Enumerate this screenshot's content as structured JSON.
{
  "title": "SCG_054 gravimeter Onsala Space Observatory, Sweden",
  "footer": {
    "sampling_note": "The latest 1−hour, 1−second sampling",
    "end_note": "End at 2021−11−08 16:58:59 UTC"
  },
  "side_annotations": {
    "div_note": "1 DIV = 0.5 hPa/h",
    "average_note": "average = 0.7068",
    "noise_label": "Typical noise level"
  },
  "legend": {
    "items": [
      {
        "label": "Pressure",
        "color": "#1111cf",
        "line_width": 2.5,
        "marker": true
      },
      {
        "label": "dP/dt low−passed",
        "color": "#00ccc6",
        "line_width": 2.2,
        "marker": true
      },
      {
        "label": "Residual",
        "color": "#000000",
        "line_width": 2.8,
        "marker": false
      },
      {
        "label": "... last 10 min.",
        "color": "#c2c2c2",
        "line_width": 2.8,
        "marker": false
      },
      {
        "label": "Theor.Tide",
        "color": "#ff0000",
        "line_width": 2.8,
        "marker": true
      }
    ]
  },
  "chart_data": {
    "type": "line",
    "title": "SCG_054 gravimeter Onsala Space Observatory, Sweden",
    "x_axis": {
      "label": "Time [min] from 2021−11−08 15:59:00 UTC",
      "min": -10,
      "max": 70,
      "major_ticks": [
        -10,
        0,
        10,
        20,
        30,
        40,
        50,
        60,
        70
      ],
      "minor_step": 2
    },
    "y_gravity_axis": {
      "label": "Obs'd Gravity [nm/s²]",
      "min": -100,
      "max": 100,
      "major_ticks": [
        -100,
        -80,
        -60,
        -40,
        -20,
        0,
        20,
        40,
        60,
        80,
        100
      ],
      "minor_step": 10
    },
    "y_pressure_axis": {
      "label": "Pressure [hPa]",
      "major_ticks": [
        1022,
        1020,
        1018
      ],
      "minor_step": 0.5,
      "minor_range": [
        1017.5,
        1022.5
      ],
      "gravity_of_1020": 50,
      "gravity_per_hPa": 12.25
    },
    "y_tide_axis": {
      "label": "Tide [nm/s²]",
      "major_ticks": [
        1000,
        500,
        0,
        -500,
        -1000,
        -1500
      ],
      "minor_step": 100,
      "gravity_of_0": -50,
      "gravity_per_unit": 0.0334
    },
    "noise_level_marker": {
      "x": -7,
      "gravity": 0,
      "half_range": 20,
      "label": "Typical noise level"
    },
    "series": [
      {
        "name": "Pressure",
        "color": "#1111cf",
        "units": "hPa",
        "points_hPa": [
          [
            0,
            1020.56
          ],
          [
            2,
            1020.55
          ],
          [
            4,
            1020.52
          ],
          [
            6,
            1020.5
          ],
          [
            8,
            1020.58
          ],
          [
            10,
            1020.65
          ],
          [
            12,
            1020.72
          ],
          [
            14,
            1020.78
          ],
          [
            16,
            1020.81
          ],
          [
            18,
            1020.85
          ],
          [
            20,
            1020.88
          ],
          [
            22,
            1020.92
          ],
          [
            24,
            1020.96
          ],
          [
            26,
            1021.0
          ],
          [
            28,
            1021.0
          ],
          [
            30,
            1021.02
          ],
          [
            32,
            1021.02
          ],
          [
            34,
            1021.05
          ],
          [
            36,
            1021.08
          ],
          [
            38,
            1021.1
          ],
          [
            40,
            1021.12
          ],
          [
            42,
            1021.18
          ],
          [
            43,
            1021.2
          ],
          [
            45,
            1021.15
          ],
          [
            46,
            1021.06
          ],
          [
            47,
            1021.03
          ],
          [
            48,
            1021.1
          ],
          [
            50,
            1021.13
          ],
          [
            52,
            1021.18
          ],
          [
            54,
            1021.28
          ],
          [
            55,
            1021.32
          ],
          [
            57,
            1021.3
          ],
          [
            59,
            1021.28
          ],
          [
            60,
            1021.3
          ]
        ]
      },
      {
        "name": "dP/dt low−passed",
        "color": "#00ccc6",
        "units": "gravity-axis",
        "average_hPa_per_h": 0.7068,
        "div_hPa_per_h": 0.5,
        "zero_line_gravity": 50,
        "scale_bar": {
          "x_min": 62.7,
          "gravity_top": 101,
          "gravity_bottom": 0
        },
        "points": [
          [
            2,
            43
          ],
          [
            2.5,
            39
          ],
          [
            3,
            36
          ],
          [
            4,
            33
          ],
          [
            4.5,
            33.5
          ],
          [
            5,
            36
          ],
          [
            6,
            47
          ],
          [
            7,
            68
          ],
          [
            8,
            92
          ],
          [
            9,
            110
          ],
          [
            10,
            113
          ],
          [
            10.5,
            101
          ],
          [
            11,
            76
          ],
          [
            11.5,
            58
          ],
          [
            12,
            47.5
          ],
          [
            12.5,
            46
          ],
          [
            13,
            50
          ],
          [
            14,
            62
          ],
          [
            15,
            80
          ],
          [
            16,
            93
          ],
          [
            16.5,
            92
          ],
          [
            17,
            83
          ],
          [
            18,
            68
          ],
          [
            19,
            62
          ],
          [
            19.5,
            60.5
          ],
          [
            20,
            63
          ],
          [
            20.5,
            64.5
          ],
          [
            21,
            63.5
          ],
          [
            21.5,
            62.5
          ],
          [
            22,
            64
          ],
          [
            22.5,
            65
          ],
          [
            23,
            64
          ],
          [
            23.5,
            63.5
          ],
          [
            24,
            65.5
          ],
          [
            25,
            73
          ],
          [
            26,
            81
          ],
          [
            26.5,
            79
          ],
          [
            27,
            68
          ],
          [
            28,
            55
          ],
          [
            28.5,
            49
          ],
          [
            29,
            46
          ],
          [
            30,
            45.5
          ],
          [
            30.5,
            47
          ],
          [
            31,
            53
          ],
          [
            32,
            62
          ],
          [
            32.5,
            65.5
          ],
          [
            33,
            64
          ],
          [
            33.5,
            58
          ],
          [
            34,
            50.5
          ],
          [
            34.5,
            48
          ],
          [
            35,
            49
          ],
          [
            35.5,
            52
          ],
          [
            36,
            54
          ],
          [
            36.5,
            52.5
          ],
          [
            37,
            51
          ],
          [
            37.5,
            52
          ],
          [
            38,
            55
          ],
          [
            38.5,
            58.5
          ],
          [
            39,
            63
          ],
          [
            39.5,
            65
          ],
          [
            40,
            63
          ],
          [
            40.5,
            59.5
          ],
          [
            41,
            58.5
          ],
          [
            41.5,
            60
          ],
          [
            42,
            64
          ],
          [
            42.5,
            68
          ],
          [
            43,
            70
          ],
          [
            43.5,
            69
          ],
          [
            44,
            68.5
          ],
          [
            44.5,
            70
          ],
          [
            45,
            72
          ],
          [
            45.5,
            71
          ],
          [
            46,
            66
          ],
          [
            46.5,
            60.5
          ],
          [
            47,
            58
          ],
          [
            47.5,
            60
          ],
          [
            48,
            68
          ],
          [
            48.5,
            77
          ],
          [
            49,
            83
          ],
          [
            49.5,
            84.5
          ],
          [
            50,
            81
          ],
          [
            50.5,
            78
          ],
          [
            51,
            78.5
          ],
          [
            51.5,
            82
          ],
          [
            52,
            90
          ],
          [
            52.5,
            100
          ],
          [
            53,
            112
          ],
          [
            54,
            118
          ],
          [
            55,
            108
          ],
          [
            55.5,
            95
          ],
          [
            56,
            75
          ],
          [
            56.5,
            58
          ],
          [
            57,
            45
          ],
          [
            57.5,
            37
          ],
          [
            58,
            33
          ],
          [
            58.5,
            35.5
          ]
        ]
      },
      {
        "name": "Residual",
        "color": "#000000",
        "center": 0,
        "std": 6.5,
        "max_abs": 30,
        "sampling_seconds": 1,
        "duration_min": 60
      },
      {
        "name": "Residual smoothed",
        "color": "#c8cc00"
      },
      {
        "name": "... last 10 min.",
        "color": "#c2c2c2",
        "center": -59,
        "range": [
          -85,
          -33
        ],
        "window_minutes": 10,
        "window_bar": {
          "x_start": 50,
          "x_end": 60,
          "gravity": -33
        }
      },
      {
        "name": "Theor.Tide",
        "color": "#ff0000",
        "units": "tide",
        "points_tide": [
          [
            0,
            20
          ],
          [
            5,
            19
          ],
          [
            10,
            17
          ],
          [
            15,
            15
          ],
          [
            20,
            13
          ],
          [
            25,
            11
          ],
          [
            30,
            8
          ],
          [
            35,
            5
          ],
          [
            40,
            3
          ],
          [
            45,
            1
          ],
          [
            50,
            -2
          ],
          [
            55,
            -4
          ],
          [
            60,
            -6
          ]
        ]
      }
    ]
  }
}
---
** The problem **
Search the data for "Space". Copy every matching line.

** Exercise solution **
  "title": "SCG_054 gravimeter Onsala Space Observatory, Sweden",
    "title": "SCG_054 gravimeter Onsala Space Observatory, Sweden",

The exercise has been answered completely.